Every entry has to be output exactly, with none skipped.

── Supplied data ──

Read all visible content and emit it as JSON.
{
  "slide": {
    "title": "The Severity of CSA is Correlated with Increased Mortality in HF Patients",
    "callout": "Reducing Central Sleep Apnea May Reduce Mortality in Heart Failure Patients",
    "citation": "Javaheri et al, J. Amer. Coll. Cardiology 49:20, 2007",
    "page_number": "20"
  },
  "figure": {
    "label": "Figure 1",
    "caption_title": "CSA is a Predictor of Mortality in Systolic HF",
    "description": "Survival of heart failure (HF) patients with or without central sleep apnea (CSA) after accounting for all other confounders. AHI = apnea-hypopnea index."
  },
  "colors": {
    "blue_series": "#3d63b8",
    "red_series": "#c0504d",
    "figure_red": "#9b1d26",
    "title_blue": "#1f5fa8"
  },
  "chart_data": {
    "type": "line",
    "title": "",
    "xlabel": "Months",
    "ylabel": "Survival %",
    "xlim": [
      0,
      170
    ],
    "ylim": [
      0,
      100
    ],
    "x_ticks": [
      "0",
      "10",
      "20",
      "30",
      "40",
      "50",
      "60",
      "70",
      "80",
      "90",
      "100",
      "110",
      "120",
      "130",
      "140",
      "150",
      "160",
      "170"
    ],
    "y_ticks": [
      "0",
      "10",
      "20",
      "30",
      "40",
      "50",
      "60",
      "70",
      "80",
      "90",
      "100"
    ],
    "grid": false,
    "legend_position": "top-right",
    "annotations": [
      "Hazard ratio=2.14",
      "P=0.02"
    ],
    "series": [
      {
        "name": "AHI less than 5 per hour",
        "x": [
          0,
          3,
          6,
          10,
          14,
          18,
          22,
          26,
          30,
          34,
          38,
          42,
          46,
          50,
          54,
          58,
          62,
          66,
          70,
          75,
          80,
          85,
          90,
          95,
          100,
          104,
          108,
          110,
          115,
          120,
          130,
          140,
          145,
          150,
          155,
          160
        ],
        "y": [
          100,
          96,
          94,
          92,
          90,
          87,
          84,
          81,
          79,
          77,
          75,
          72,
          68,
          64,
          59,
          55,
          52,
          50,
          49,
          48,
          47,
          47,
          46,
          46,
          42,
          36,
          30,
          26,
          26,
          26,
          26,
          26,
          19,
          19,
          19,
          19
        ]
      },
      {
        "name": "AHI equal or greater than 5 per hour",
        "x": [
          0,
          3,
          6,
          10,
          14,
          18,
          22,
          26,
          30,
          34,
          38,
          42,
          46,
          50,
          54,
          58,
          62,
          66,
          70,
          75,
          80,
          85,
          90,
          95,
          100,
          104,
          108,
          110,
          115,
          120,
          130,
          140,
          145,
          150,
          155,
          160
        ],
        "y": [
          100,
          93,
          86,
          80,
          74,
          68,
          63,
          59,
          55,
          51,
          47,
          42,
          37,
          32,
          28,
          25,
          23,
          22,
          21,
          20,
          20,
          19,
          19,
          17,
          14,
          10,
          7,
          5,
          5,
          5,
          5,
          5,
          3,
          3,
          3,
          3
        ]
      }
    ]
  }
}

───

Output for this task
Read all visible content and emit it as JSON.
{
  "slide": {
    "title": "The Severity of CSA is Correlated with Increased Mortality in HF Patients",
    "callout": "Reducing Central Sleep Apnea May Reduce Mortality in Heart Failure Patients",
    "citation": "Javaheri et al, J. Amer. Coll. Cardiology 49:20, 2007",
    "page_number": "20"
  },
  "figure": {
    "label": "Figure 1",
    "caption_title": "CSA is a Predictor of Mortality in Systolic HF",
    "description": "Survival of heart failure (HF) patients with or without central sleep apnea (CSA) after accounting for all other confounders. AHI = apnea-hypopnea index."
  },
  "colors": {
    "blue_series": "#3d63b8",
    "red_series": "#c0504d",
    "figure_red": "#9b1d26",
    "title_blue": "#1f5fa8"
  },
  "chart_data": {
    "type": "line",
    "title": "",
    "xlabel": "Months",
    "ylabel": "Survival %",
    "xlim": [
      0,
      170
    ],
    "ylim": [
      0,
      100
    ],
    "x_ticks": [
      "0",
      "10",
      "20",
      "30",
      "40",
      "50",
      "60",
      "70",
      "80",
      "90",
      "100",
      "110",
      "120",
      "130",
      "140",
      "150",
      "160",
      "170"
    ],
    "y_ticks": [
      "0",
      "10",
      "20",
      "30",
      "40",
      "50",
      "60",
      "70",
      "80",
      "90",
      "100"
    ],
    "grid": false,
    "legend_position": "top-right",
    "annotations": [
      "Hazard ratio=2.14",
      "P=0.02"
    ],
    "series": [
      {
        "name": "AHI less than 5 per hour",
        "x": [
          0,
          3,
          6,
          10,
          14,
          18,
          22,
          26,
          30,
          34,
          38,
          42,
          46,
          50,
          54,
          58,
          62,
          66,
          70,
          75,
          80,
          85,
          90,
          95,
          100,
          104,
          108,
          110,
          115,
          120,
          130,
          140,
          145,
          150,
          155,
          160
        ],
        "y": [
          100,
          96,
          94,
          92,
          90,
          87,
          84,
          81,
          79,
          77,
          75,
          72,
          68,
          64,
          59,
          55,
          52,
          50,
          49,
          48,
          47,
          47,
          46,
          46,
          42,
          36,
          30,
          26,
          26,
          26,
          26,
          26,
          19,
          19,
          19,
          19
        ]
      },
      {
        "name": "AHI equal or greater than 5 per hour",
        "x": [
          0,
          3,
          6,
          10,
          14,
          18,
          22,
          26,
          30,
          34,
          38,
          42,
          46,
          50,
          54,
          58,
          62,
          66,
          70,
          75,
          80,
          85,
          90,
          95,
          100,
          104,
          108,
          110,
          115,
          120,
          130,
          140,
          145,
          150,
          155,
          160
        ],
        "y": [
          100,
          93,
          86,
          80,
          74,
          68,
          63,
          59,
          55,
          51,
          47,
          42,
          37,
          32,
          28,
          25,
          23,
          22,
          21,
          20,
          20,
          19,
          19,
          17,
          14,
          10,
          7,
          5,
          5,
          5,
          5,
          5,
          3,
          3,
          3,
          3
        ]
      }
    ]
  }
}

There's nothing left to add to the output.